[Stored items]
+ + + + + + +
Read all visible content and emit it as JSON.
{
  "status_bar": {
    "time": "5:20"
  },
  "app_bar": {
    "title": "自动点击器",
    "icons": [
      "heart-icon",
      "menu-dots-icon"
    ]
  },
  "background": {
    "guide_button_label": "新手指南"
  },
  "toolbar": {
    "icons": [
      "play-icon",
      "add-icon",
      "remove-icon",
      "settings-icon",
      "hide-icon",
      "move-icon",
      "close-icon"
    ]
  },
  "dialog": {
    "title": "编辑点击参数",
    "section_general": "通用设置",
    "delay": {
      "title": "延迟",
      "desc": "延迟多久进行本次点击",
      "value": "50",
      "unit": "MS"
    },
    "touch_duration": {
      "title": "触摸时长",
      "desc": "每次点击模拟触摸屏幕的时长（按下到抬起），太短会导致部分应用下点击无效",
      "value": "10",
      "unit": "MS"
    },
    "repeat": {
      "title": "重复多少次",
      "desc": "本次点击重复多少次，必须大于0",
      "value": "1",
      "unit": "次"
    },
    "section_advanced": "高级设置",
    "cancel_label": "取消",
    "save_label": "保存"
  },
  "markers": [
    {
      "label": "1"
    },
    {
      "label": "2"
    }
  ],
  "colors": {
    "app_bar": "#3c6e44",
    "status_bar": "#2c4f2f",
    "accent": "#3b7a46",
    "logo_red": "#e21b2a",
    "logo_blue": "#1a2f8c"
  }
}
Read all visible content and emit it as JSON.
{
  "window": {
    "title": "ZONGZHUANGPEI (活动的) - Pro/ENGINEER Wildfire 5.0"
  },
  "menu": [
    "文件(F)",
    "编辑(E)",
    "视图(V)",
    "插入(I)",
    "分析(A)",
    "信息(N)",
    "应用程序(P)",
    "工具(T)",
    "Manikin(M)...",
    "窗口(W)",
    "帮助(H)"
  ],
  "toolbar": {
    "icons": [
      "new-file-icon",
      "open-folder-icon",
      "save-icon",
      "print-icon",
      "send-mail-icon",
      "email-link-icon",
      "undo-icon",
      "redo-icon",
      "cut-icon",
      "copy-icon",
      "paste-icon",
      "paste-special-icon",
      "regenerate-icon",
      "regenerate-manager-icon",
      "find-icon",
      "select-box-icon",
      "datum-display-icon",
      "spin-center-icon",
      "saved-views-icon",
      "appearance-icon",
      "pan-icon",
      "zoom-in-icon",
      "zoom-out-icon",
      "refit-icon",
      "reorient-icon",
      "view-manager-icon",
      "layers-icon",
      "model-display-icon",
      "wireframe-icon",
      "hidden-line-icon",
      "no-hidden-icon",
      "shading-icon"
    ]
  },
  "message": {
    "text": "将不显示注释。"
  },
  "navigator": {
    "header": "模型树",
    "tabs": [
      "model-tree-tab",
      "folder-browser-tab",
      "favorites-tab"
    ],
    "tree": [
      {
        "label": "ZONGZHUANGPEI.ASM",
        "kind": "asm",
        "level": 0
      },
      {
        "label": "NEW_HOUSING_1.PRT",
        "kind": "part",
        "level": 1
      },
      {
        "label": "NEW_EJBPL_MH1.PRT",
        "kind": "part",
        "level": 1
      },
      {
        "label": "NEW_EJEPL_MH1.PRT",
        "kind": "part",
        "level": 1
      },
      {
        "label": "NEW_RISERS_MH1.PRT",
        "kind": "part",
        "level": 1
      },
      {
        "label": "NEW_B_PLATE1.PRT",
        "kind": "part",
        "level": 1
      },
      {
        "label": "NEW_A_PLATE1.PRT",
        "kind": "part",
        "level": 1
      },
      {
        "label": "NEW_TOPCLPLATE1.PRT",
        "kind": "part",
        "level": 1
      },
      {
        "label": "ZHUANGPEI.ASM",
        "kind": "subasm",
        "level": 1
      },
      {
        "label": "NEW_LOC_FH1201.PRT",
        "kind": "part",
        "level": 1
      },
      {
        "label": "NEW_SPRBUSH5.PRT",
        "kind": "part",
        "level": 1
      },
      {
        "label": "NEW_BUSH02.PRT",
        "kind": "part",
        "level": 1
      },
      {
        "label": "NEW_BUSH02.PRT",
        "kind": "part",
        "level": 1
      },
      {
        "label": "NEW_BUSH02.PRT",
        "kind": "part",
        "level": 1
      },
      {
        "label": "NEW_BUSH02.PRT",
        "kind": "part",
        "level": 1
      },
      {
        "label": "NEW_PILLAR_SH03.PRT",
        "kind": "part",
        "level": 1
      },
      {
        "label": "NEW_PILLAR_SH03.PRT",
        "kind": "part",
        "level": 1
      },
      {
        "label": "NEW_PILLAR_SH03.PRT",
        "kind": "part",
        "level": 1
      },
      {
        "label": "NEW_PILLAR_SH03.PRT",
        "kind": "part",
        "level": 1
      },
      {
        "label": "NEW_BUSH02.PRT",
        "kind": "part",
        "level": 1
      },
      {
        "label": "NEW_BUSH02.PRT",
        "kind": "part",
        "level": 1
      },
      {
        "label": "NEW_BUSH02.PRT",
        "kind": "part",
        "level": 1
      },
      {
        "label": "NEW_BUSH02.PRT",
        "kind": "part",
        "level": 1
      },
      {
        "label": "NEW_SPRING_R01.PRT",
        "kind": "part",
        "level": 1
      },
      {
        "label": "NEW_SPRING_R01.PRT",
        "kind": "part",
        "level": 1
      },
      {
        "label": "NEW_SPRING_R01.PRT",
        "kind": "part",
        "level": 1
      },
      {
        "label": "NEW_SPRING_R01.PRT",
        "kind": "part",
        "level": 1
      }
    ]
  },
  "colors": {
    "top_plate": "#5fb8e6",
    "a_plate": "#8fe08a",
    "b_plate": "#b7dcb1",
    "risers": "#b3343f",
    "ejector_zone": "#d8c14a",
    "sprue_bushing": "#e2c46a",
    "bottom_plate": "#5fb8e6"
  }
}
+ + + + + + +
Return every line containing "folder".

• **SOLUTION FOR THIS EXERCISE**
      "open-folder-icon",
      "folder-browser-tab",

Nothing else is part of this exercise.